**Exercise goal:** Gather all lines in the records below that include the word "предоставление".

**Entries shown:**
>>>
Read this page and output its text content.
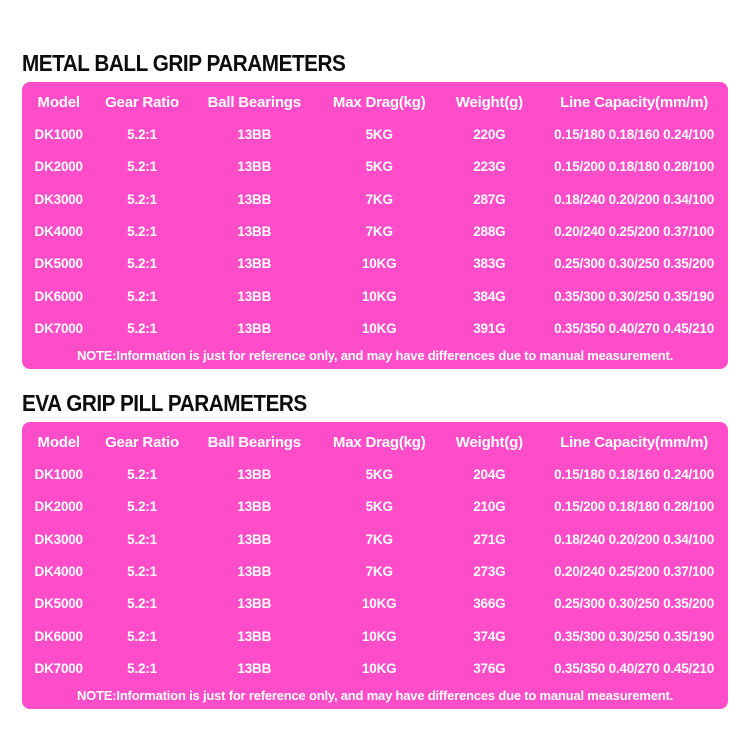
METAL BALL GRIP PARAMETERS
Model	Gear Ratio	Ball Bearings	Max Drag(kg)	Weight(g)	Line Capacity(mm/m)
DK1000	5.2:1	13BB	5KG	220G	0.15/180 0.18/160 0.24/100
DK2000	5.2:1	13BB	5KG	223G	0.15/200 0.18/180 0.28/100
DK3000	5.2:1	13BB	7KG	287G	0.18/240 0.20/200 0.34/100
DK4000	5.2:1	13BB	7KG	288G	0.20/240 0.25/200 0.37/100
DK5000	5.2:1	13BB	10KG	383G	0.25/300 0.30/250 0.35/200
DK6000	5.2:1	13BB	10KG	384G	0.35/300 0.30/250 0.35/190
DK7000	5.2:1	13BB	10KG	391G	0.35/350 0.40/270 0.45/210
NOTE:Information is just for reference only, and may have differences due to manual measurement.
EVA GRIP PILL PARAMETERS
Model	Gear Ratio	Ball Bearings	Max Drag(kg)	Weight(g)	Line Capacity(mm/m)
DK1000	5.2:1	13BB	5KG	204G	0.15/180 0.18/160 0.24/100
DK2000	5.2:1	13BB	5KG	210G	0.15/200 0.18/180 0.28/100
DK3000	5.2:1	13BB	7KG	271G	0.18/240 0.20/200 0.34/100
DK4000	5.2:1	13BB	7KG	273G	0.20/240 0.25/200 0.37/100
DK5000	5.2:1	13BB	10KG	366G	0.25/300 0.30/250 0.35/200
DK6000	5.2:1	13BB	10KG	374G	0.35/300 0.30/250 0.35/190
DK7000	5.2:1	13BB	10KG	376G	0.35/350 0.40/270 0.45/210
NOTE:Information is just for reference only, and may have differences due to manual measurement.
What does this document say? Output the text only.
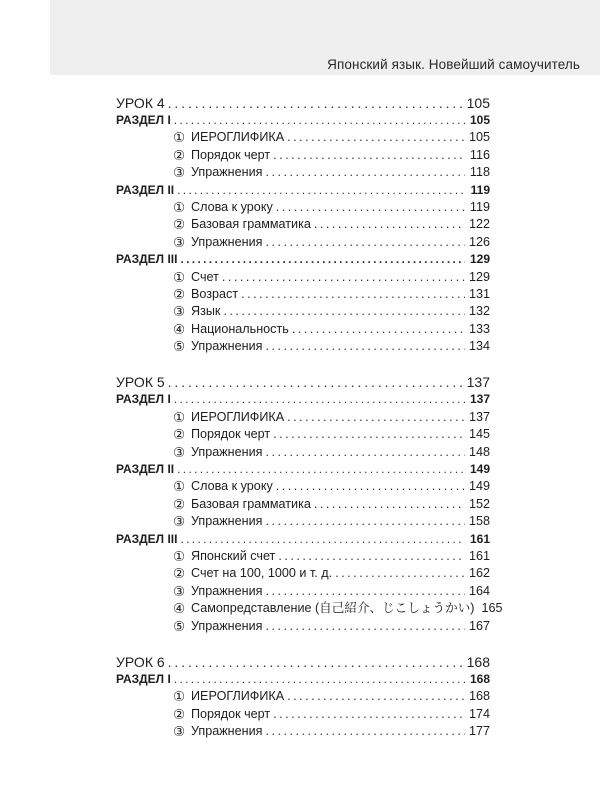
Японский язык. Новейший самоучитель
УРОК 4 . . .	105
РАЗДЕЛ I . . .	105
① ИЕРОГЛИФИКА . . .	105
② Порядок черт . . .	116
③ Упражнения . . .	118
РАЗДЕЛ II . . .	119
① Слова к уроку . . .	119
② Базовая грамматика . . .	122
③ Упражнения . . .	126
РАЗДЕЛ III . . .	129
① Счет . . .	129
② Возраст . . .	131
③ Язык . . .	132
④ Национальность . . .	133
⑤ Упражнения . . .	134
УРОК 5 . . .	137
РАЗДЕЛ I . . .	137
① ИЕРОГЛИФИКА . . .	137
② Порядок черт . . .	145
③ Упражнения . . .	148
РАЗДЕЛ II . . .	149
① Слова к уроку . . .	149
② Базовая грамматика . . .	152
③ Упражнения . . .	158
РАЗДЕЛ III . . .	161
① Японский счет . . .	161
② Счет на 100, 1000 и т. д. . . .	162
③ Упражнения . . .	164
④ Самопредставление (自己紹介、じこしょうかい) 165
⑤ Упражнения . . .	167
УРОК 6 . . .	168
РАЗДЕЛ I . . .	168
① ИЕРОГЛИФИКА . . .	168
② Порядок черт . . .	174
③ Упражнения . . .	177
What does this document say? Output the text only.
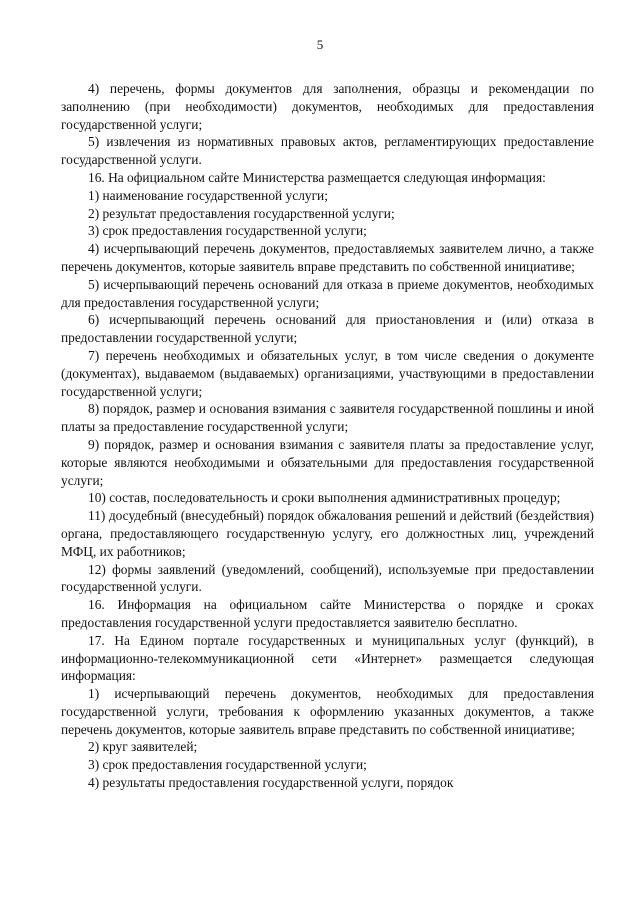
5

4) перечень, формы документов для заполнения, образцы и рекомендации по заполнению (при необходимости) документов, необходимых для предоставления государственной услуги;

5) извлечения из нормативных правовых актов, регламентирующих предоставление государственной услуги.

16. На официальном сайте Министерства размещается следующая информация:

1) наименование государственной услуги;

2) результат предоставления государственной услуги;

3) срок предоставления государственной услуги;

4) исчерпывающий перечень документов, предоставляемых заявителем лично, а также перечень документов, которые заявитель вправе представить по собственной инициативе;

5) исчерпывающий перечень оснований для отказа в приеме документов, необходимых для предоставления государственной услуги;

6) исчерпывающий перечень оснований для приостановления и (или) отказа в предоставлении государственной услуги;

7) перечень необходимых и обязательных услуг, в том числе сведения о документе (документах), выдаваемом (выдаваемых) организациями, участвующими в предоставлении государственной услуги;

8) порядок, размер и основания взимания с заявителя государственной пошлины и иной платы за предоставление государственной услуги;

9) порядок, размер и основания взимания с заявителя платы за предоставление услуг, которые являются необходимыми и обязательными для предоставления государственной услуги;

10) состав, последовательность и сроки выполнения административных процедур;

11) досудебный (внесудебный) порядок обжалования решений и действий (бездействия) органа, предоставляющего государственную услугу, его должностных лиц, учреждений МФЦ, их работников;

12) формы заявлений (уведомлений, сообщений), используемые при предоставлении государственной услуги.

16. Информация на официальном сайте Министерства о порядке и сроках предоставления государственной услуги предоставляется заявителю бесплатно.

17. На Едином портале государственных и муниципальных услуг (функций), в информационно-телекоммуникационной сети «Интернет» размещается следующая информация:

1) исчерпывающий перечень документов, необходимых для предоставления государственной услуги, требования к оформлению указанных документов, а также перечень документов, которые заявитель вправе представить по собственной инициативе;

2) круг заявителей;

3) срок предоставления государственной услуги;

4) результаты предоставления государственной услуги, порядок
<<<
>>>
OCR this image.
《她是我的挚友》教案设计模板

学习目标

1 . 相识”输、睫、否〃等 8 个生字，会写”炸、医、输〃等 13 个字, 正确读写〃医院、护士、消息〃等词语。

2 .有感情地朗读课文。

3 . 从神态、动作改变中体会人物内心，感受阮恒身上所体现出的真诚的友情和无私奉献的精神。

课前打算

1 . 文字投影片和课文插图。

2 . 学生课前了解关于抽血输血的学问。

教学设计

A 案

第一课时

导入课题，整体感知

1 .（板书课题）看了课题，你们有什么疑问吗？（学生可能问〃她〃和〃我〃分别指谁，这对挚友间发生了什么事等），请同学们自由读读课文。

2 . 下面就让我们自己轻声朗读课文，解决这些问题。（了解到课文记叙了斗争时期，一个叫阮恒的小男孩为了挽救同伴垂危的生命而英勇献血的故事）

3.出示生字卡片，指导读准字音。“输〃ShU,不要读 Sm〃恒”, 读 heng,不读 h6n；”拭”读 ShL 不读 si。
<<<
>>>
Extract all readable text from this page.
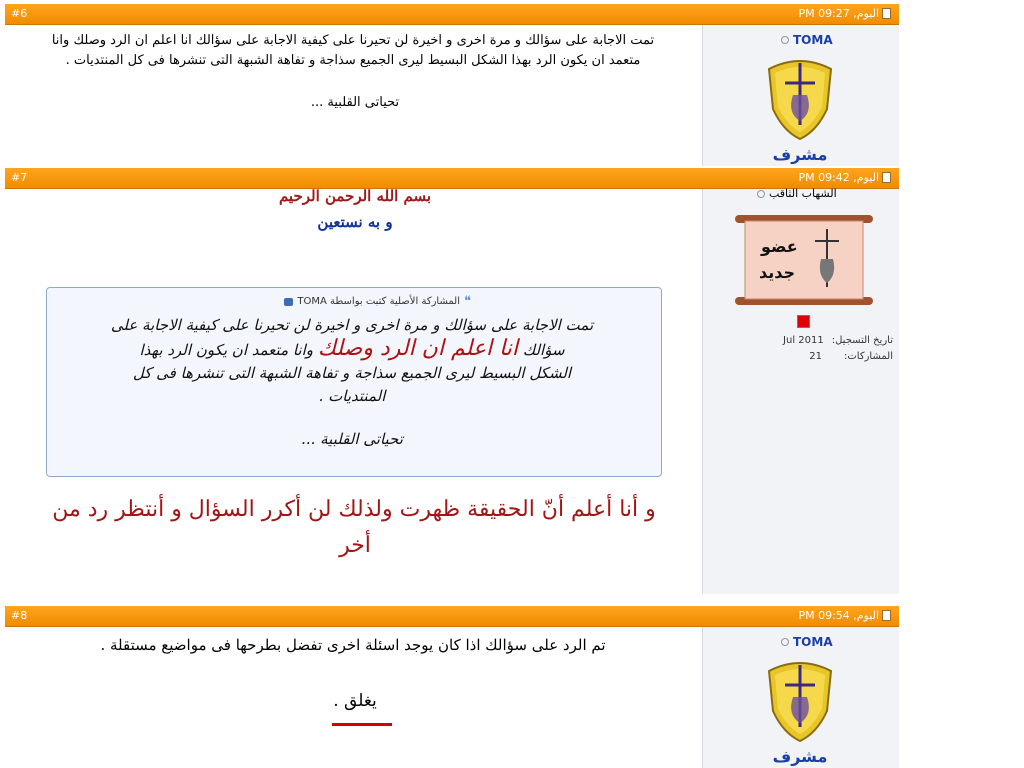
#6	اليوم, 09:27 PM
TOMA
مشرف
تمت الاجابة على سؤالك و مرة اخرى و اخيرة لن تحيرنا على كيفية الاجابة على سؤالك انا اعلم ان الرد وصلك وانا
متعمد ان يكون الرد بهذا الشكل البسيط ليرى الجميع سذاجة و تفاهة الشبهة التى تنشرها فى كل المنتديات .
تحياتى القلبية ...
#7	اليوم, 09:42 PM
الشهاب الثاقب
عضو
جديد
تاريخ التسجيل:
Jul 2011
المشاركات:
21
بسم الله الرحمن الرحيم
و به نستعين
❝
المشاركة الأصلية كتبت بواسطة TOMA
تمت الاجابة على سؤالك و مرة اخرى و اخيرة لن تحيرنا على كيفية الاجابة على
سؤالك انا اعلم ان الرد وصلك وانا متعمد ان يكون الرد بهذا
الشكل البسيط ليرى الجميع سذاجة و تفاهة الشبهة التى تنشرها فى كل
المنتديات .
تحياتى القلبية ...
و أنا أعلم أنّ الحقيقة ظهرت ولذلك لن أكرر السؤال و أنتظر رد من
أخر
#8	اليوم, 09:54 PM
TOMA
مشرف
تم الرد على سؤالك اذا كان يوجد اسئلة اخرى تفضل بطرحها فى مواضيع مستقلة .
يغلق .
<<<
**Full response:**
5) извлечения из нормативных правовых актов, регламентирующих предоставление государственной услуги.
8) порядок, размер и основания взимания с заявителя государственной пошлины и иной платы за предоставление государственной услуги;
9) порядок, размер и основания взимания с заявителя платы за предоставление услуг, которые являются необходимыми и обязательными для предоставления государственной услуги;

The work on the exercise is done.